▶ **Raw records**:

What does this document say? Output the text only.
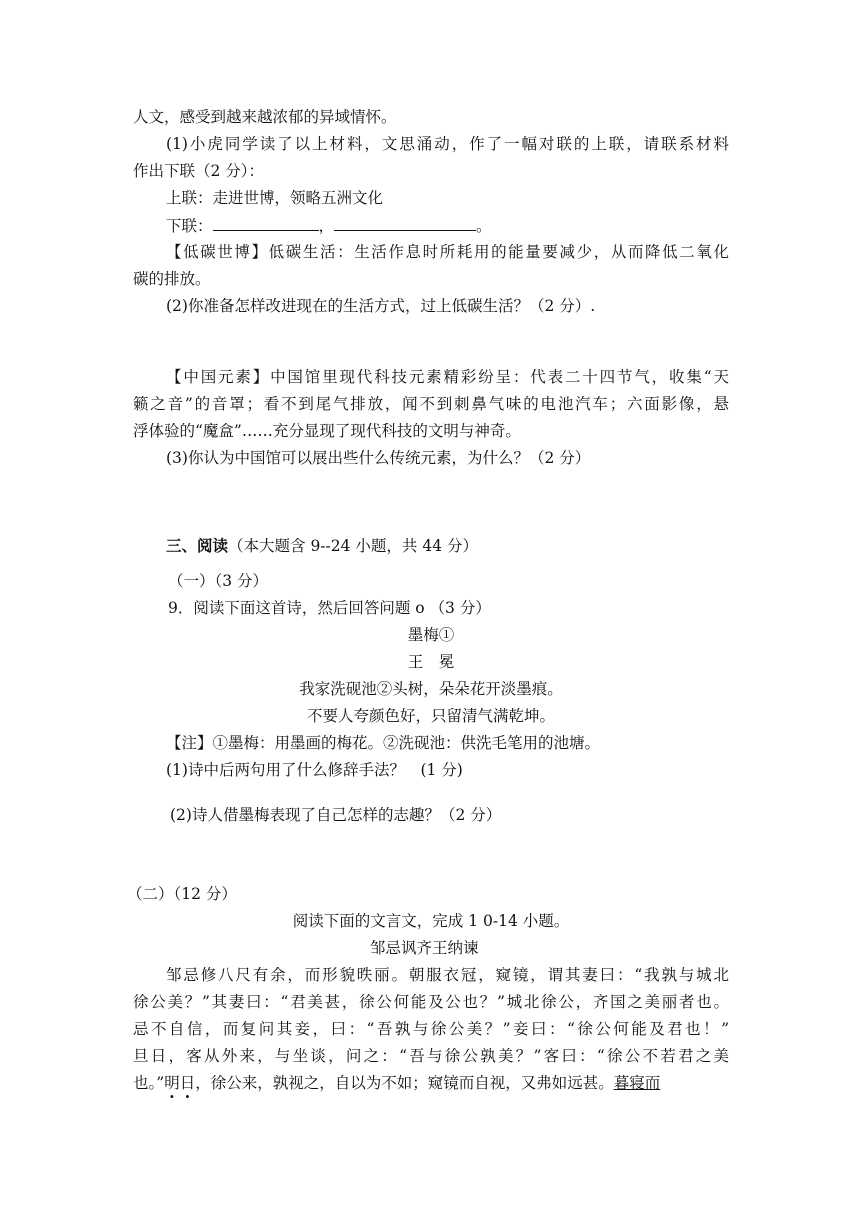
人文，感受到越来越浓郁的异域情怀。
(1)小虎同学读了以上材料，文思涌动，作了一幅对联的上联，请联系材料
作出下联（2 分）：
上联：走进世博，领略五洲文化
下联：	，	。
【低碳世博】低碳生活：生活作息时所耗用的能量要减少，从而降低二氧化
碳的排放。
(2)你准备怎样改进现在的生活方式，过上低碳生活？（2 分）.
【中国元素】中国馆里现代科技元素精彩纷呈：代表二十四节气，收集“天
籁之音”的音罩；看不到尾气排放，闻不到刺鼻气味的电池汽车；六面影像，悬
浮体验的“魔盒”……充分显现了现代科技的文明与神奇。
(3)你认为中国馆可以展出些什么传统元素，为什么？（2 分）
三、阅读（本大题含 9--24 小题，共 44 分）
（一）（3 分）
9．阅读下面这首诗，然后回答问题 o （3 分）
墨梅①
王　冕
我家洗砚池②头树，朵朵花开淡墨痕。
不要人夸颜色好，只留清气满乾坤。
【注】①墨梅：用墨画的梅花。②洗砚池：供洗毛笔用的池塘。
(1)诗中后两句用了什么修辞手法？　(1 分)
(2)诗人借墨梅表现了自己怎样的志趣？（2 分）
（二）（12 分）
阅读下面的文言文，完成 1 0-14 小题。
邹忌讽齐王纳谏
邹忌修八尺有余，而形貌昳丽。朝服衣冠，窥镜，谓其妻曰：“我孰与城北
徐公美？”其妻曰：“君美甚，徐公何能及公也？”城北徐公，齐国之美丽者也。
忌不自信，而复问其妾，曰：“吾孰与徐公美？”妾曰：“徐公何能及君也！”
旦日，客从外来，与坐谈，问之：“吾与徐公孰美？”客曰：“徐公不若君之美
也。”明日，徐公来，孰视之，自以为不如；窥镜而自视，又弗如远甚。暮寝而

▶ **Task description**: Reproduce each entry precisely, dropping only the pictures.

▶ **Task output**:
What does this document say? Output the text only.
人文，感受到越来越浓郁的异域情怀。
(1)小虎同学读了以上材料，文思涌动，作了一幅对联的上联，请联系材料
作出下联（2 分）：
上联：走进世博，领略五洲文化
下联：	，	。
【低碳世博】低碳生活：生活作息时所耗用的能量要减少，从而降低二氧化
碳的排放。
(2)你准备怎样改进现在的生活方式，过上低碳生活？（2 分）.
【中国元素】中国馆里现代科技元素精彩纷呈：代表二十四节气，收集“天
籁之音”的音罩；看不到尾气排放，闻不到刺鼻气味的电池汽车；六面影像，悬
浮体验的“魔盒”……充分显现了现代科技的文明与神奇。
(3)你认为中国馆可以展出些什么传统元素，为什么？（2 分）
三、阅读（本大题含 9--24 小题，共 44 分）
（一）（3 分）
9．阅读下面这首诗，然后回答问题 o （3 分）
墨梅①
王　冕
我家洗砚池②头树，朵朵花开淡墨痕。
不要人夸颜色好，只留清气满乾坤。
【注】①墨梅：用墨画的梅花。②洗砚池：供洗毛笔用的池塘。
(1)诗中后两句用了什么修辞手法？　(1 分)
(2)诗人借墨梅表现了自己怎样的志趣？（2 分）
（二）（12 分）
阅读下面的文言文，完成 1 0-14 小题。
邹忌讽齐王纳谏
邹忌修八尺有余，而形貌昳丽。朝服衣冠，窥镜，谓其妻曰：“我孰与城北
徐公美？”其妻曰：“君美甚，徐公何能及公也？”城北徐公，齐国之美丽者也。
忌不自信，而复问其妾，曰：“吾孰与徐公美？”妾曰：“徐公何能及君也！”
旦日，客从外来，与坐谈，问之：“吾与徐公孰美？”客曰：“徐公不若君之美
也。”明日，徐公来，孰视之，自以为不如；窥镜而自视，又弗如远甚。暮寝而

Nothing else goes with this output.